── DATASET RECORDS ──

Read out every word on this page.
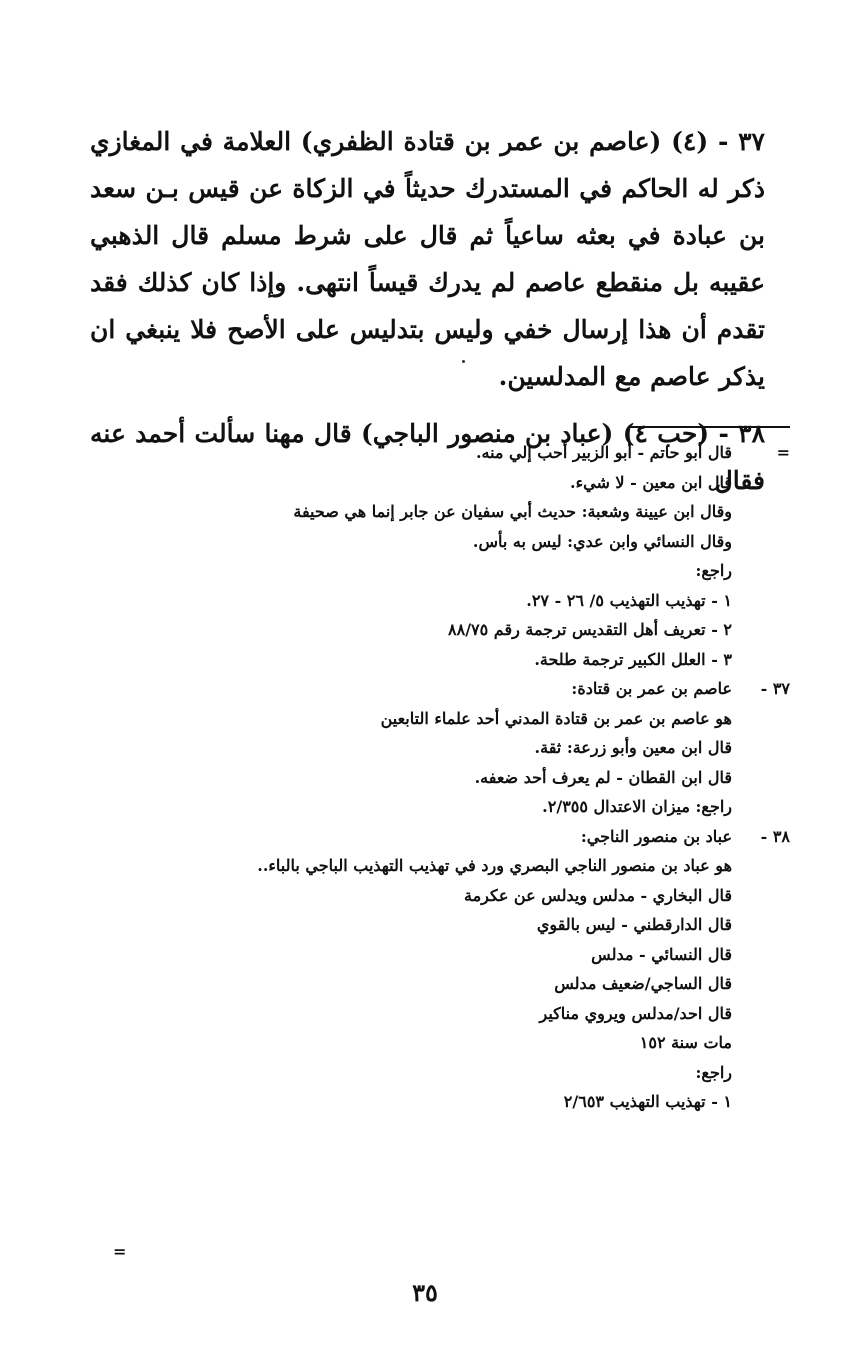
٣٧ - (٤) (عاصم بن عمر بن قتادة الظفري) العلامة في المغازي ذكر له الحاكم في المستدرك حديثاً في الزكاة عن قيس بـن سعد بن عبادة في بعثه ساعياً ثم قال على شرط مسلم قال الذهبي عقيبه بل منقطع عاصم لم يدرك قيساً انتهى. وإذا كان كذلك فقد تقدم أن هذا إرسال خفي وليس بتدليس على الأصح فلا ينبغي ان يذكر عاصم مع المدلسين.

٣٨ - (حب ٤) (عباد بن منصور الباجي) قال مهنا سألت أحمد عنه فقال

=
قال أبو حاتم - أبو الزبير أحب إلي منه.
قال ابن معين - لا شيء.
وقال ابن عيينة وشعبة: حديث أبي سفيان عن جابر إنما هي صحيفة
وقال النسائي وابن عدي: ليس به بأس.
راجع:
١ - تهذيب التهذيب ٥/ ٢٦ - ٢٧.
٢ - تعريف أهل التقديس ترجمة رقم ٨٨/٧٥
٣ - العلل الكبير ترجمة طلحة.
٣٧ -
عاصم بن عمر بن قتادة:
هو عاصم بن عمر بن قتادة المدني أحد علماء التابعين
قال ابن معين وأبو زرعة: ثقة.
قال ابن القطان - لم يعرف أحد ضعفه.
راجع: ميزان الاعتدال ٢/٣٥٥.
٣٨ -
عباد بن منصور الناجي:
هو عباد بن منصور الناجي البصري ورد في تهذيب التهذيب الباجي بالباء..
قال البخاري - مدلس ويدلس عن عكرمة
قال الدارقطني - ليس بالقوي
قال النسائي - مدلس
قال الساجي/ضعيف مدلس
قال احد/مدلس ويروي مناكير
مات سنة ١٥٢
راجع:
١ - تهذيب التهذيب ٢/٦٥٣
=
٣٥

───

[WRITTEN PROBLEM]
The pictures in the entries should be left out; output everything else exactly.

[FINAL RESULT]
Read out every word on this page.
٣٧ - (٤) (عاصم بن عمر بن قتادة الظفري) العلامة في المغازي ذكر له الحاكم في المستدرك حديثاً في الزكاة عن قيس بـن سعد بن عبادة في بعثه ساعياً ثم قال على شرط مسلم قال الذهبي عقيبه بل منقطع عاصم لم يدرك قيساً انتهى. وإذا كان كذلك فقد تقدم أن هذا إرسال خفي وليس بتدليس على الأصح فلا ينبغي ان يذكر عاصم مع المدلسين.

٣٨ - (حب ٤) (عباد بن منصور الباجي) قال مهنا سألت أحمد عنه فقال

=
قال أبو حاتم - أبو الزبير أحب إلي منه.
قال ابن معين - لا شيء.
وقال ابن عيينة وشعبة: حديث أبي سفيان عن جابر إنما هي صحيفة
وقال النسائي وابن عدي: ليس به بأس.
راجع:
١ - تهذيب التهذيب ٥/ ٢٦ - ٢٧.
٢ - تعريف أهل التقديس ترجمة رقم ٨٨/٧٥
٣ - العلل الكبير ترجمة طلحة.
٣٧ -
عاصم بن عمر بن قتادة:
هو عاصم بن عمر بن قتادة المدني أحد علماء التابعين
قال ابن معين وأبو زرعة: ثقة.
قال ابن القطان - لم يعرف أحد ضعفه.
راجع: ميزان الاعتدال ٢/٣٥٥.
٣٨ -
عباد بن منصور الناجي:
هو عباد بن منصور الناجي البصري ورد في تهذيب التهذيب الباجي بالباء..
قال البخاري - مدلس ويدلس عن عكرمة
قال الدارقطني - ليس بالقوي
قال النسائي - مدلس
قال الساجي/ضعيف مدلس
قال احد/مدلس ويروي مناكير
مات سنة ١٥٢
راجع:
١ - تهذيب التهذيب ٢/٦٥٣
=
٣٥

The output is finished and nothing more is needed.